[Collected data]
▽

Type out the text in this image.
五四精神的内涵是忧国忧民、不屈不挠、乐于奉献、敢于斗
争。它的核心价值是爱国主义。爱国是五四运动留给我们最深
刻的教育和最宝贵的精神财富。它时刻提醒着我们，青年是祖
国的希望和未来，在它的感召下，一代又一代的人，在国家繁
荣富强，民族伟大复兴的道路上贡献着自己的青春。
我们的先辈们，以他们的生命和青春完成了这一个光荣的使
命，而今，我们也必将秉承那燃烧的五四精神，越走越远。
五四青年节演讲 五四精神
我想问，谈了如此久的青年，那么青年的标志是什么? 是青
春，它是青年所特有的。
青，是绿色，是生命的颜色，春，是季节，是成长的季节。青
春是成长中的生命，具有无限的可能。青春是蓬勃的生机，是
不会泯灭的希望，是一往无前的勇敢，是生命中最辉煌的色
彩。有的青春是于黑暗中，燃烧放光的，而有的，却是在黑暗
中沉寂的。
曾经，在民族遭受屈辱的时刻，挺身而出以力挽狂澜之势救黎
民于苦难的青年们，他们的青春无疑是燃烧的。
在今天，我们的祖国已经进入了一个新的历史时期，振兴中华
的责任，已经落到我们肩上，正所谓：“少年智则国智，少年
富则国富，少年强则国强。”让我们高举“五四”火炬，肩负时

△

» **Required work**
Retype all of the material, keeping each line exact.

» **Exercise answer**
Type out the text in this image.
五四精神的内涵是忧国忧民、不屈不挠、乐于奉献、敢于斗
争。它的核心价值是爱国主义。爱国是五四运动留给我们最深
刻的教育和最宝贵的精神财富。它时刻提醒着我们，青年是祖
国的希望和未来，在它的感召下，一代又一代的人，在国家繁
荣富强，民族伟大复兴的道路上贡献着自己的青春。
我们的先辈们，以他们的生命和青春完成了这一个光荣的使
命，而今，我们也必将秉承那燃烧的五四精神，越走越远。
五四青年节演讲 五四精神
我想问，谈了如此久的青年，那么青年的标志是什么? 是青
春，它是青年所特有的。
青，是绿色，是生命的颜色，春，是季节，是成长的季节。青
春是成长中的生命，具有无限的可能。青春是蓬勃的生机，是
不会泯灭的希望，是一往无前的勇敢，是生命中最辉煌的色
彩。有的青春是于黑暗中，燃烧放光的，而有的，却是在黑暗
中沉寂的。
曾经，在民族遭受屈辱的时刻，挺身而出以力挽狂澜之势救黎
民于苦难的青年们，他们的青春无疑是燃烧的。
在今天，我们的祖国已经进入了一个新的历史时期，振兴中华
的责任，已经落到我们肩上，正所谓：“少年智则国智，少年
富则国富，少年强则国强。”让我们高举“五四”火炬，肩负时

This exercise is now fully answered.